— START MATERIAL FOR THIS TASK —
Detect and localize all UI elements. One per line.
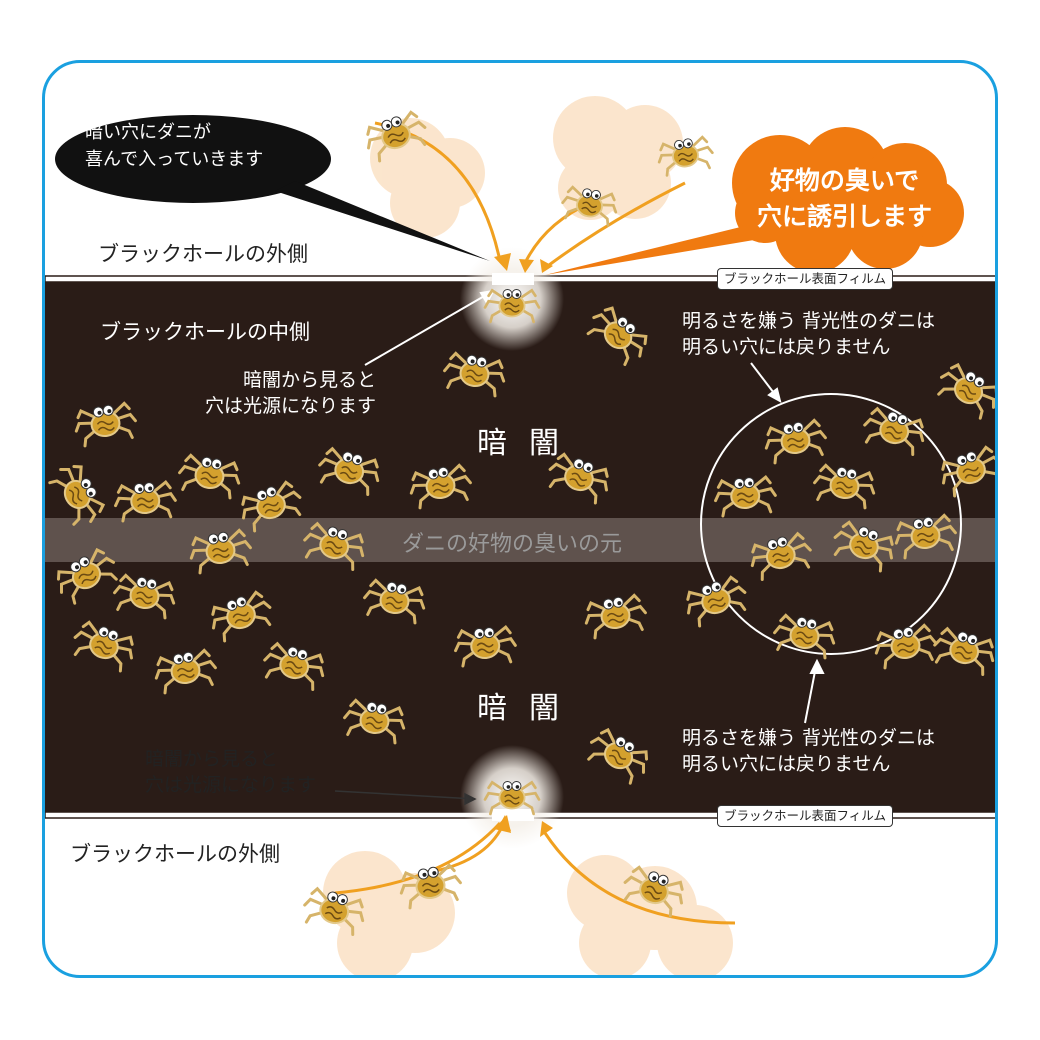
label-light-source-top: 暗闇から見ると 穴は光源になります [205, 367, 376, 419]
light-source-top-line2: 穴は光源になります [205, 395, 377, 417]
label-light-source-bottom: 暗闇から見ると 穴は光源になります [145, 746, 316, 798]
bubble-orange-line1: 好物の臭いで [769, 166, 920, 195]
speech-bubble-orange [545, 127, 964, 275]
label-darkness-top: 暗闇 [477, 426, 581, 461]
label-outside-bottom: ブラックホールの外側 [70, 842, 280, 866]
light-source-bottom-line2: 穴は光源になります [145, 774, 317, 796]
label-photophobic-bottom: 明るさを嫌う 背光性のダニは 明るい穴には戻りません [682, 725, 935, 777]
hole-top [492, 273, 534, 285]
arrow-top-right [544, 181, 686, 270]
pointer-light-bottom [334, 790, 476, 800]
label-outside-top: ブラックホールの外側 [98, 242, 308, 266]
diagram-frame: ブラックホールの外側 ブラックホールの中側 ブラックホールの外側 ブラックホール… [42, 60, 998, 978]
photophobic-bottom-line2: 明るい穴には戻りません [682, 753, 891, 775]
film-tag-bottom: ブラックホール表面フィルム [717, 805, 894, 827]
photophobic-bottom-line1: 明るさを嫌う 背光性のダニは [682, 727, 936, 749]
label-smell-band: ダニの好物の臭いの元 [402, 532, 623, 557]
speech-bubble-black [55, 115, 490, 261]
bubble-black-text: 暗い穴にダニが 喜んで入っていきます [85, 119, 263, 173]
label-photophobic-top: 明るさを嫌う 背光性のダニは 明るい穴には戻りません [682, 308, 935, 360]
label-inside: ブラックホールの中側 [100, 320, 310, 344]
bubble-orange-line2: 穴に誘引します [757, 202, 933, 231]
photophobic-top-line2: 明るい穴には戻りません [682, 336, 891, 358]
light-source-bottom-line1: 暗闇から見ると [145, 748, 279, 770]
light-source-top-line1: 暗闇から見ると [243, 369, 377, 391]
pointer-light-top [364, 290, 494, 366]
photophobic-top-line1: 明るさを嫌う 背光性のダニは [682, 310, 936, 332]
photophobic-circle [700, 393, 962, 655]
bubble-black-line1: 暗い穴にダニが [85, 122, 211, 143]
arrow-bottom-right [543, 832, 736, 925]
bubble-black-line2: 喜んで入っていきます [85, 149, 264, 170]
hole-bottom [492, 809, 534, 821]
label-darkness-bottom: 暗闇 [477, 691, 581, 726]
diagram-art [45, 96, 995, 975]
film-tag-top: ブラックホール表面フィルム [717, 268, 894, 290]
bubble-orange-text: 好物の臭いで 穴に誘引します [757, 163, 932, 235]
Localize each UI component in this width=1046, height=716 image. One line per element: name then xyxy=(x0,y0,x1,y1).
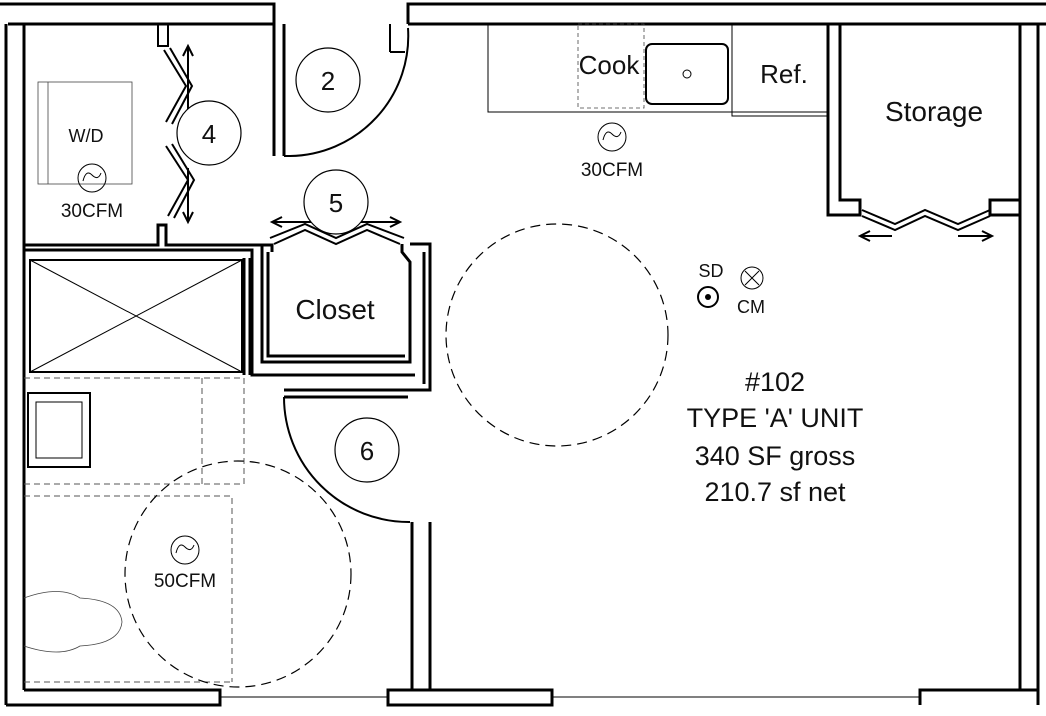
— END MATERIAL FOR THIS TASK —
● EXERCISE BRIEF:
Copy every line of the records above word for word, leaving out the pictures.

● SOLUTION TO THIS EXERCISE:
Detect and localize all UI elements. One per line.
label-light-source-top: 暗闇から見ると 穴は光源になります [205, 367, 376, 419]
light-source-top-line2: 穴は光源になります [205, 395, 377, 417]
label-light-source-bottom: 暗闇から見ると 穴は光源になります [145, 746, 316, 798]
bubble-orange-line1: 好物の臭いで [769, 166, 920, 195]
speech-bubble-orange [545, 127, 964, 275]
label-darkness-top: 暗闇 [477, 426, 581, 461]
label-outside-bottom: ブラックホールの外側 [70, 842, 280, 866]
light-source-bottom-line2: 穴は光源になります [145, 774, 317, 796]
label-photophobic-bottom: 明るさを嫌う 背光性のダニは 明るい穴には戻りません [682, 725, 935, 777]
hole-top [492, 273, 534, 285]
arrow-top-right [544, 181, 686, 270]
pointer-light-bottom [334, 790, 476, 800]
label-outside-top: ブラックホールの外側 [98, 242, 308, 266]
diagram-frame: ブラックホールの外側 ブラックホールの中側 ブラックホールの外側 ブラックホール… [42, 60, 998, 978]
photophobic-bottom-line2: 明るい穴には戻りません [682, 753, 891, 775]
film-tag-bottom: ブラックホール表面フィルム [717, 805, 894, 827]
photophobic-bottom-line1: 明るさを嫌う 背光性のダニは [682, 727, 936, 749]
label-smell-band: ダニの好物の臭いの元 [402, 532, 623, 557]
speech-bubble-black [55, 115, 490, 261]
bubble-black-text: 暗い穴にダニが 喜んで入っていきます [85, 119, 263, 173]
label-photophobic-top: 明るさを嫌う 背光性のダニは 明るい穴には戻りません [682, 308, 935, 360]
label-inside: ブラックホールの中側 [100, 320, 310, 344]
bubble-orange-line2: 穴に誘引します [757, 202, 933, 231]
photophobic-top-line2: 明るい穴には戻りません [682, 336, 891, 358]
light-source-bottom-line1: 暗闇から見ると [145, 748, 279, 770]
light-source-top-line1: 暗闇から見ると [243, 369, 377, 391]
pointer-light-top [364, 290, 494, 366]
photophobic-top-line1: 明るさを嫌う 背光性のダニは [682, 310, 936, 332]
photophobic-circle [700, 393, 962, 655]
bubble-black-line1: 暗い穴にダニが [85, 122, 211, 143]
arrow-bottom-right [543, 832, 736, 925]
bubble-black-line2: 喜んで入っていきます [85, 149, 264, 170]
hole-bottom [492, 809, 534, 821]
label-darkness-bottom: 暗闇 [477, 691, 581, 726]
diagram-art [45, 96, 995, 975]
film-tag-top: ブラックホール表面フィルム [717, 268, 894, 290]
bubble-orange-text: 好物の臭いで 穴に誘引します [757, 163, 932, 235]
Localize each UI component in this width=1046, height=716 image. One line per element: name then xyxy=(x0,y0,x1,y1).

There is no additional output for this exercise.